Listed records
- - - - -

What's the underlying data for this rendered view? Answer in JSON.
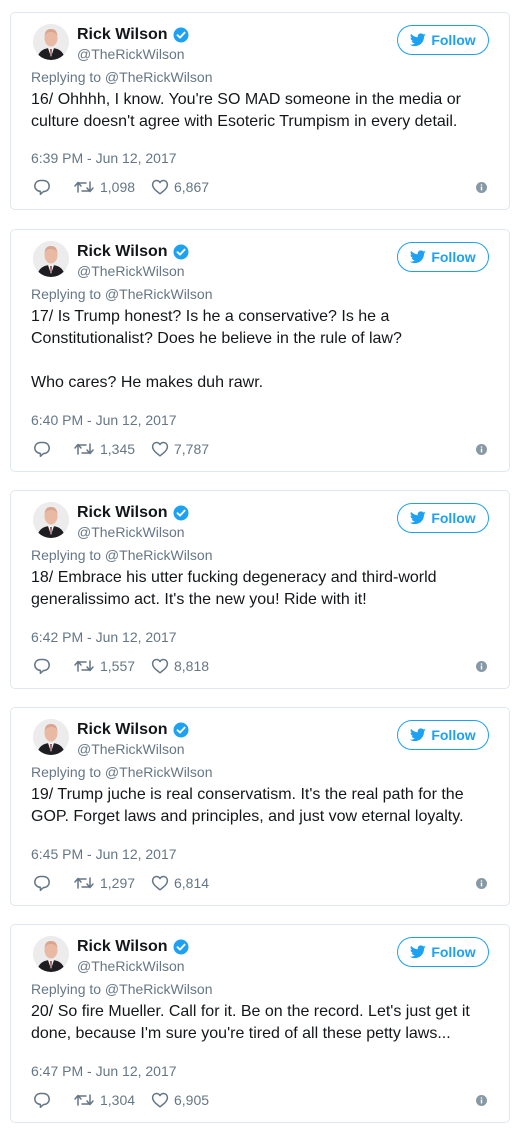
{
  "author": {
    "name": "Rick Wilson",
    "handle": "@TheRickWilson",
    "follow_label": "Follow",
    "verified": true
  },
  "colors": {
    "brand_blue": "#1da1f2",
    "secondary_text": "#657786",
    "primary_text": "#14171a",
    "border": "#e1e8ed"
  },
  "icons": {
    "reply": "reply-icon",
    "retweet": "retweet-icon",
    "like": "heart-icon",
    "more": "info-icon",
    "verified": "verified-badge-icon",
    "follow": "twitter-bird-icon"
  },
  "tweets": [
    {
      "reply_to": "Replying to @TheRickWilson",
      "text": "16/ Ohhhh, I know. You're SO MAD someone in the media or culture doesn't agree with Esoteric Trumpism in every detail.",
      "timestamp": "6:39 PM - Jun 12, 2017",
      "retweets": "1,098",
      "likes": "6,867"
    },
    {
      "reply_to": "Replying to @TheRickWilson",
      "text": "17/ Is Trump honest? Is he a conservative? Is he a Constitutionalist? Does he believe in the rule of law?\n\nWho cares? He makes duh rawr.",
      "timestamp": "6:40 PM - Jun 12, 2017",
      "retweets": "1,345",
      "likes": "7,787"
    },
    {
      "reply_to": "Replying to @TheRickWilson",
      "text": "18/ Embrace his utter fucking degeneracy and third-world generalissimo act. It's the new you! Ride with it!",
      "timestamp": "6:42 PM - Jun 12, 2017",
      "retweets": "1,557",
      "likes": "8,818"
    },
    {
      "reply_to": "Replying to @TheRickWilson",
      "text": "19/ Trump juche is real conservatism. It's the real path for the GOP. Forget laws and principles, and just vow eternal loyalty.",
      "timestamp": "6:45 PM - Jun 12, 2017",
      "retweets": "1,297",
      "likes": "6,814"
    },
    {
      "reply_to": "Replying to @TheRickWilson",
      "text": "20/ So fire Mueller. Call for it. Be on the record. Let's just get it done, because I'm sure you're tired of all these petty laws...",
      "timestamp": "6:47 PM - Jun 12, 2017",
      "retweets": "1,304",
      "likes": "6,905"
    }
  ]
}
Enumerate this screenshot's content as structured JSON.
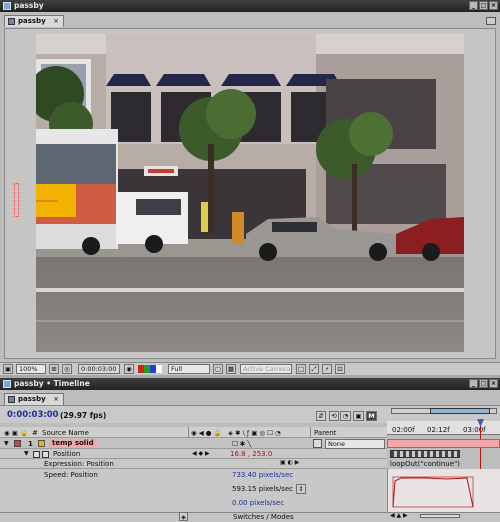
{
  "comp_window": {
    "title": "passby",
    "tab_label": "passby",
    "tab_close": "×"
  },
  "viewer_toolbar": {
    "zoom": "100%",
    "timecode": "0:00:03:00",
    "resolution": "Full",
    "camera": "Active Camera"
  },
  "timeline_window": {
    "title": "passby • Timeline",
    "tab_label": "passby",
    "tab_close": "×",
    "current_time": "0:00:03:00",
    "fps": "(29.97 fps)",
    "ruler_labels": [
      "02:00f",
      "02:12f",
      "03:00f"
    ],
    "columns": {
      "source_name": "Source Name",
      "parent": "Parent"
    },
    "layer": {
      "number": "1",
      "name": "temp solid",
      "parent": "None"
    },
    "position": {
      "label": "Position",
      "value": "16.8 , 253.0"
    },
    "expression": {
      "label": "Expression: Position",
      "code": "loopOut(\"continue\")"
    },
    "speed": {
      "label": "Speed: Position",
      "values": [
        "733.40 pixels/sec",
        "593.15 pixels/sec",
        "0.00 pixels/sec"
      ]
    },
    "footer": {
      "switches_modes": "Switches / Modes"
    }
  },
  "colors": {
    "title_bar": "#2c2c2c",
    "panel": "#bdbdbd",
    "label_red": "#d84040",
    "layer_highlight": "#f2a8a8",
    "accent_blue": "#1c2f9e"
  }
}
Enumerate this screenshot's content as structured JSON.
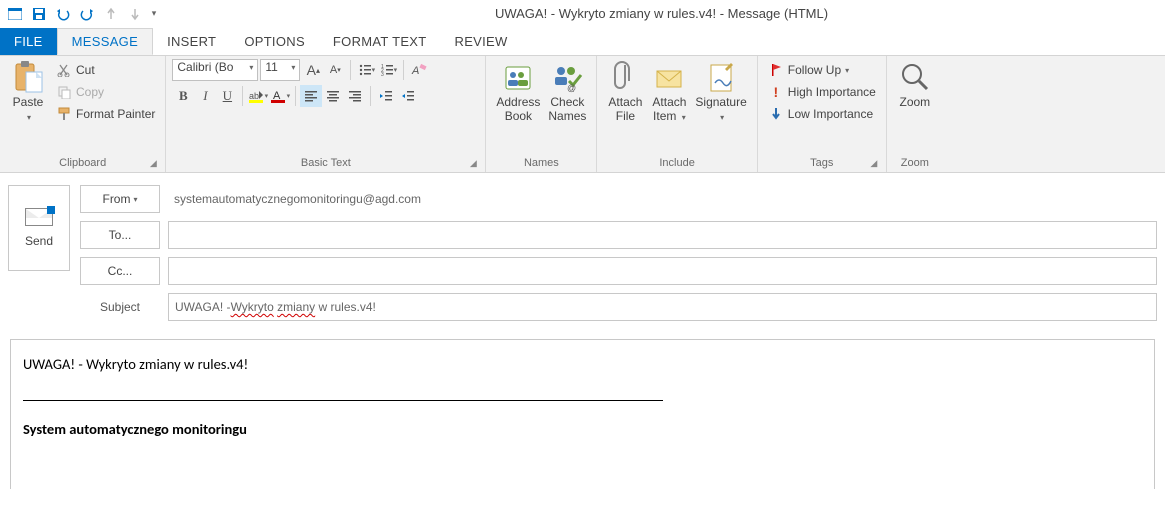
{
  "window": {
    "title": "UWAGA! - Wykryto zmiany w rules.v4! - Message (HTML)"
  },
  "tabs": {
    "file": "FILE",
    "message": "MESSAGE",
    "insert": "INSERT",
    "options": "OPTIONS",
    "format_text": "FORMAT TEXT",
    "review": "REVIEW"
  },
  "ribbon": {
    "clipboard": {
      "label": "Clipboard",
      "paste": "Paste",
      "cut": "Cut",
      "copy": "Copy",
      "format_painter": "Format Painter"
    },
    "basic_text": {
      "label": "Basic Text",
      "font_name": "Calibri (Bo",
      "font_size": "11"
    },
    "names": {
      "label": "Names",
      "address_book": "Address\nBook",
      "check_names": "Check\nNames"
    },
    "include": {
      "label": "Include",
      "attach_file": "Attach\nFile",
      "attach_item": "Attach\nItem",
      "signature": "Signature"
    },
    "tags": {
      "label": "Tags",
      "follow_up": "Follow Up",
      "high": "High Importance",
      "low": "Low Importance"
    },
    "zoom": {
      "label": "Zoom",
      "zoom": "Zoom"
    }
  },
  "compose": {
    "send": "Send",
    "from_btn": "From",
    "from_value": "systemautomatycznegomonitoringu@agd.com",
    "to_btn": "To...",
    "cc_btn": "Cc...",
    "subject_label": "Subject",
    "subject_value": "UWAGA! - Wykryto zmiany w rules.v4!"
  },
  "body": {
    "line1": "UWAGA! - Wykryto zmiany w rules.v4!",
    "signature": "System automatycznego monitoringu"
  }
}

- - - - -

Copy all of the entries verbatim, leaving out any pictures they contain.

What's the underlying data for this rendered view? Answer in JSON.
{
  "author": {
    "name": "Rick Wilson",
    "handle": "@TheRickWilson",
    "follow_label": "Follow",
    "verified": true
  },
  "colors": {
    "brand_blue": "#1da1f2",
    "secondary_text": "#657786",
    "primary_text": "#14171a",
    "border": "#e1e8ed"
  },
  "icons": {
    "reply": "reply-icon",
    "retweet": "retweet-icon",
    "like": "heart-icon",
    "more": "info-icon",
    "verified": "verified-badge-icon",
    "follow": "twitter-bird-icon"
  },
  "tweets": [
    {
      "reply_to": "Replying to @TheRickWilson",
      "text": "16/ Ohhhh, I know. You're SO MAD someone in the media or culture doesn't agree with Esoteric Trumpism in every detail.",
      "timestamp": "6:39 PM - Jun 12, 2017",
      "retweets": "1,098",
      "likes": "6,867"
    },
    {
      "reply_to": "Replying to @TheRickWilson",
      "text": "17/ Is Trump honest? Is he a conservative? Is he a Constitutionalist? Does he believe in the rule of law?\n\nWho cares? He makes duh rawr.",
      "timestamp": "6:40 PM - Jun 12, 2017",
      "retweets": "1,345",
      "likes": "7,787"
    },
    {
      "reply_to": "Replying to @TheRickWilson",
      "text": "18/ Embrace his utter fucking degeneracy and third-world generalissimo act. It's the new you! Ride with it!",
      "timestamp": "6:42 PM - Jun 12, 2017",
      "retweets": "1,557",
      "likes": "8,818"
    },
    {
      "reply_to": "Replying to @TheRickWilson",
      "text": "19/ Trump juche is real conservatism. It's the real path for the GOP. Forget laws and principles, and just vow eternal loyalty.",
      "timestamp": "6:45 PM - Jun 12, 2017",
      "retweets": "1,297",
      "likes": "6,814"
    },
    {
      "reply_to": "Replying to @TheRickWilson",
      "text": "20/ So fire Mueller. Call for it. Be on the record. Let's just get it done, because I'm sure you're tired of all these petty laws...",
      "timestamp": "6:47 PM - Jun 12, 2017",
      "retweets": "1,304",
      "likes": "6,905"
    }
  ]
}
Enumerate this screenshot's content as structured JSON.
{
  "comp_window": {
    "title": "passby",
    "tab_label": "passby",
    "tab_close": "×"
  },
  "viewer_toolbar": {
    "zoom": "100%",
    "timecode": "0:00:03:00",
    "resolution": "Full",
    "camera": "Active Camera"
  },
  "timeline_window": {
    "title": "passby • Timeline",
    "tab_label": "passby",
    "tab_close": "×",
    "current_time": "0:00:03:00",
    "fps": "(29.97 fps)",
    "ruler_labels": [
      "02:00f",
      "02:12f",
      "03:00f"
    ],
    "columns": {
      "source_name": "Source Name",
      "parent": "Parent"
    },
    "layer": {
      "number": "1",
      "name": "temp solid",
      "parent": "None"
    },
    "position": {
      "label": "Position",
      "value": "16.8 , 253.0"
    },
    "expression": {
      "label": "Expression: Position",
      "code": "loopOut(\"continue\")"
    },
    "speed": {
      "label": "Speed: Position",
      "values": [
        "733.40 pixels/sec",
        "593.15 pixels/sec",
        "0.00 pixels/sec"
      ]
    },
    "footer": {
      "switches_modes": "Switches / Modes"
    }
  },
  "colors": {
    "title_bar": "#2c2c2c",
    "panel": "#bdbdbd",
    "label_red": "#d84040",
    "layer_highlight": "#f2a8a8",
    "accent_blue": "#1c2f9e"
  }
}
Enumerate this screenshot's content as structured JSON.
{
  "window": {
    "title": "UWAGA! - Wykryto zmiany w rules.v4! - Message (HTML)"
  },
  "tabs": {
    "file": "FILE",
    "message": "MESSAGE",
    "insert": "INSERT",
    "options": "OPTIONS",
    "format_text": "FORMAT TEXT",
    "review": "REVIEW"
  },
  "ribbon": {
    "clipboard": {
      "label": "Clipboard",
      "paste": "Paste",
      "cut": "Cut",
      "copy": "Copy",
      "format_painter": "Format Painter"
    },
    "basic_text": {
      "label": "Basic Text",
      "font_name": "Calibri (Bo",
      "font_size": "11"
    },
    "names": {
      "label": "Names",
      "address_book": "Address\nBook",
      "check_names": "Check\nNames"
    },
    "include": {
      "label": "Include",
      "attach_file": "Attach\nFile",
      "attach_item": "Attach\nItem",
      "signature": "Signature"
    },
    "tags": {
      "label": "Tags",
      "follow_up": "Follow Up",
      "high": "High Importance",
      "low": "Low Importance"
    },
    "zoom": {
      "label": "Zoom",
      "zoom": "Zoom"
    }
  },
  "compose": {
    "send": "Send",
    "from_btn": "From",
    "from_value": "systemautomatycznegomonitoringu@agd.com",
    "to_btn": "To...",
    "cc_btn": "Cc...",
    "subject_label": "Subject",
    "subject_value": "UWAGA! - Wykryto zmiany w rules.v4!"
  },
  "body": {
    "line1": "UWAGA! - Wykryto zmiany w rules.v4!",
    "signature": "System automatycznego monitoringu"
  }
}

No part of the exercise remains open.